- **WORK REQUIRED**
Present the rows from the first one through the row containing "nav-bracket-top xyxy=(437,486,541,488)", inclusive, as a JSON list of strings with one string per row and blank lines omitted.

- **DATA FOR PROCESSING**
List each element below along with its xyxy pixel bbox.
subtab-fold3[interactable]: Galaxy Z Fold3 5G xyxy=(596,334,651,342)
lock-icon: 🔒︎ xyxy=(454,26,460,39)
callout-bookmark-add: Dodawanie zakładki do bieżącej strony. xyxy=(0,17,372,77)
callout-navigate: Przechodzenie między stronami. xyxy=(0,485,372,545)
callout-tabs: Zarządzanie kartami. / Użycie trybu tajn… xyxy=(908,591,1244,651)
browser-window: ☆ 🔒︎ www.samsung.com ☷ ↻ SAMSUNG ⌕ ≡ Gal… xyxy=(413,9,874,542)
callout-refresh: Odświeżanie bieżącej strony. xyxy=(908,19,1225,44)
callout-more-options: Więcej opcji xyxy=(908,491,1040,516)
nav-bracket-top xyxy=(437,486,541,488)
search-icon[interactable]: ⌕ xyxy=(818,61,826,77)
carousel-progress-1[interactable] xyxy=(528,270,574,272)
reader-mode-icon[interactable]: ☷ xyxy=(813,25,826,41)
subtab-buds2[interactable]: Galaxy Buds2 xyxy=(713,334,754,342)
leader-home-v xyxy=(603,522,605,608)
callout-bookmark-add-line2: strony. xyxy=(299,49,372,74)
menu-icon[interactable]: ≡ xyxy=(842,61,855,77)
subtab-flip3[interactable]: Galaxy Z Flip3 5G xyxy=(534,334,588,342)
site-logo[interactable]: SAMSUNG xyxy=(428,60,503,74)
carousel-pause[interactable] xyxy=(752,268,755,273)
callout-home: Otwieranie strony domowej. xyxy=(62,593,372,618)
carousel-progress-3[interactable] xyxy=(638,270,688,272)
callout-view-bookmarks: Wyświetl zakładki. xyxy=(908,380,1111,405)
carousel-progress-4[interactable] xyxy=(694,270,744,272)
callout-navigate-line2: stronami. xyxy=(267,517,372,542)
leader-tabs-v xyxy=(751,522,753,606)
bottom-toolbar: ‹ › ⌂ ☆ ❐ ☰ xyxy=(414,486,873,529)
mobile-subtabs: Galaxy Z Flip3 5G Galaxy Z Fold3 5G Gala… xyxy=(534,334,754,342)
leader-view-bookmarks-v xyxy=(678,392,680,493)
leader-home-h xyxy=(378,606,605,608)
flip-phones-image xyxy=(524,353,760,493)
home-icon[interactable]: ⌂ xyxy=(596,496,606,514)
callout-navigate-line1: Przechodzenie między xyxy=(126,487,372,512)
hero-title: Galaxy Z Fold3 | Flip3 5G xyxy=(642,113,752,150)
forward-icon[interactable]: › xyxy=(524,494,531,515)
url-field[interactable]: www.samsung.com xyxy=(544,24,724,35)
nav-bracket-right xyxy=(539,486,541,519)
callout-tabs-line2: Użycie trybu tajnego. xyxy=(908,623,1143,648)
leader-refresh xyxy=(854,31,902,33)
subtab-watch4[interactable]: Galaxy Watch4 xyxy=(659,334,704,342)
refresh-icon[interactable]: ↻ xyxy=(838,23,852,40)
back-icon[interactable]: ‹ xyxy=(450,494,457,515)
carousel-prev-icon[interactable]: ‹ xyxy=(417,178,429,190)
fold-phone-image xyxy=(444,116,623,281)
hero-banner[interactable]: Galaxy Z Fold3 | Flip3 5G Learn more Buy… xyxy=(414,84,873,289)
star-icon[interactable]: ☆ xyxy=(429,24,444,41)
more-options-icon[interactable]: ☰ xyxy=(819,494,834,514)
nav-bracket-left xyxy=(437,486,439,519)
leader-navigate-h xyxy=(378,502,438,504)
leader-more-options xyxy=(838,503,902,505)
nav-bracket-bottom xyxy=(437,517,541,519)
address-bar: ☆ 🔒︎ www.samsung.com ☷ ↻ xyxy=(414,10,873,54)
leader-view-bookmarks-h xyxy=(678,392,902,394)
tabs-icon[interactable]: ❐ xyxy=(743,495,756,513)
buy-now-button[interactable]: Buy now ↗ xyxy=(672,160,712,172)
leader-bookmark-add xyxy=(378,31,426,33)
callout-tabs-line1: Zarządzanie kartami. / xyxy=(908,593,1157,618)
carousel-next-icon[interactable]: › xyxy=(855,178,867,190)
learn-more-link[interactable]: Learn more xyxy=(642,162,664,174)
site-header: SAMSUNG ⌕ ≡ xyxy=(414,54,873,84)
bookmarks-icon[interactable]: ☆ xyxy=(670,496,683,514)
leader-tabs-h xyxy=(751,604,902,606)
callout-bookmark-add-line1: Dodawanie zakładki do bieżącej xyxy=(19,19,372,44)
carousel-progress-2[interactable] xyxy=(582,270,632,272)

- **TASK SOLUTION**
[
  "List each element below along with its xyxy pixel bbox.",
  "subtab-fold3[interactable]: Galaxy Z Fold3 5G xyxy=(596,334,651,342)",
  "lock-icon: 🔒︎ xyxy=(454,26,460,39)",
  "callout-bookmark-add: Dodawanie zakładki do bieżącej strony. xyxy=(0,17,372,77)",
  "callout-navigate: Przechodzenie między stronami. xyxy=(0,485,372,545)",
  "callout-tabs: Zarządzanie kartami. / Użycie trybu tajn… xyxy=(908,591,1244,651)",
  "browser-window: ☆ 🔒︎ www.samsung.com ☷ ↻ SAMSUNG ⌕ ≡ Gal… xyxy=(413,9,874,542)",
  "callout-refresh: Odświeżanie bieżącej strony. xyxy=(908,19,1225,44)",
  "callout-more-options: Więcej opcji xyxy=(908,491,1040,516)",
  "nav-bracket-top xyxy=(437,486,541,488)"
]